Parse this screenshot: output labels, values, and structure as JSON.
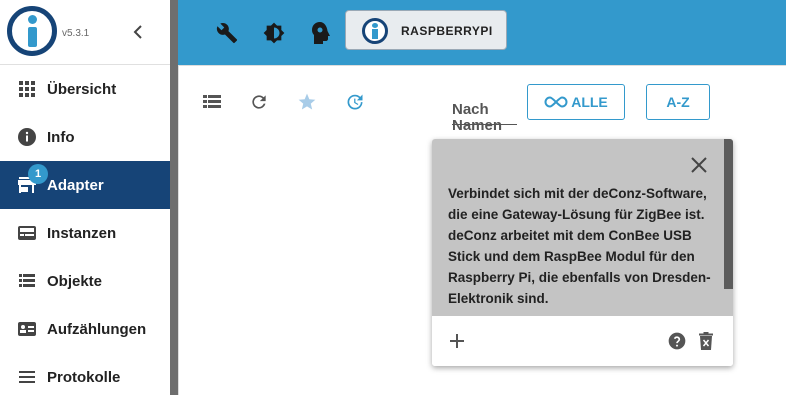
{
  "sidebar": {
    "version": "v5.3.1",
    "items": [
      {
        "label": "Übersicht",
        "icon": "apps-grid-icon"
      },
      {
        "label": "Info",
        "icon": "info-icon"
      },
      {
        "label": "Adapter",
        "icon": "store-icon",
        "badge": "1",
        "active": true
      },
      {
        "label": "Instanzen",
        "icon": "instances-icon"
      },
      {
        "label": "Objekte",
        "icon": "list-icon"
      },
      {
        "label": "Aufzählungen",
        "icon": "enum-icon"
      },
      {
        "label": "Protokolle",
        "icon": "log-icon"
      }
    ]
  },
  "topbar": {
    "host_name": "RASPBERRYPI",
    "icons": [
      "wrench-icon",
      "brightness-icon",
      "expert-mode-icon"
    ]
  },
  "toolbar": {
    "icons": [
      "list-view-icon",
      "refresh-icon",
      "star-icon",
      "update-icon"
    ],
    "filter_label": "Nach Namen filtern",
    "all_button": "ALLE",
    "az_button": "A-Z"
  },
  "card": {
    "description": "Verbindet sich mit der deConz-Software, die eine Gateway-Lösung für ZigBee ist. deConz arbeitet mit dem ConBee USB Stick und dem RaspBee Modul für den Raspberry Pi, die ebenfalls von Dresden-Elektronik sind."
  },
  "colors": {
    "primary": "#3399cc",
    "sidebar_active": "#164477",
    "card_bg": "#c4c4c4"
  }
}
________
Copy the whole of the material above exactly, but not its images.

| THE RESULT |
Parse this screenshot: output labels, values, and structure as JSON.
{
  "sidebar": {
    "version": "v5.3.1",
    "items": [
      {
        "label": "Übersicht",
        "icon": "apps-grid-icon"
      },
      {
        "label": "Info",
        "icon": "info-icon"
      },
      {
        "label": "Adapter",
        "icon": "store-icon",
        "badge": "1",
        "active": true
      },
      {
        "label": "Instanzen",
        "icon": "instances-icon"
      },
      {
        "label": "Objekte",
        "icon": "list-icon"
      },
      {
        "label": "Aufzählungen",
        "icon": "enum-icon"
      },
      {
        "label": "Protokolle",
        "icon": "log-icon"
      }
    ]
  },
  "topbar": {
    "host_name": "RASPBERRYPI",
    "icons": [
      "wrench-icon",
      "brightness-icon",
      "expert-mode-icon"
    ]
  },
  "toolbar": {
    "icons": [
      "list-view-icon",
      "refresh-icon",
      "star-icon",
      "update-icon"
    ],
    "filter_label": "Nach Namen filtern",
    "all_button": "ALLE",
    "az_button": "A-Z"
  },
  "card": {
    "description": "Verbindet sich mit der deConz-Software, die eine Gateway-Lösung für ZigBee ist. deConz arbeitet mit dem ConBee USB Stick und dem RaspBee Modul für den Raspberry Pi, die ebenfalls von Dresden-Elektronik sind."
  },
  "colors": {
    "primary": "#3399cc",
    "sidebar_active": "#164477",
    "card_bg": "#c4c4c4"
  }
}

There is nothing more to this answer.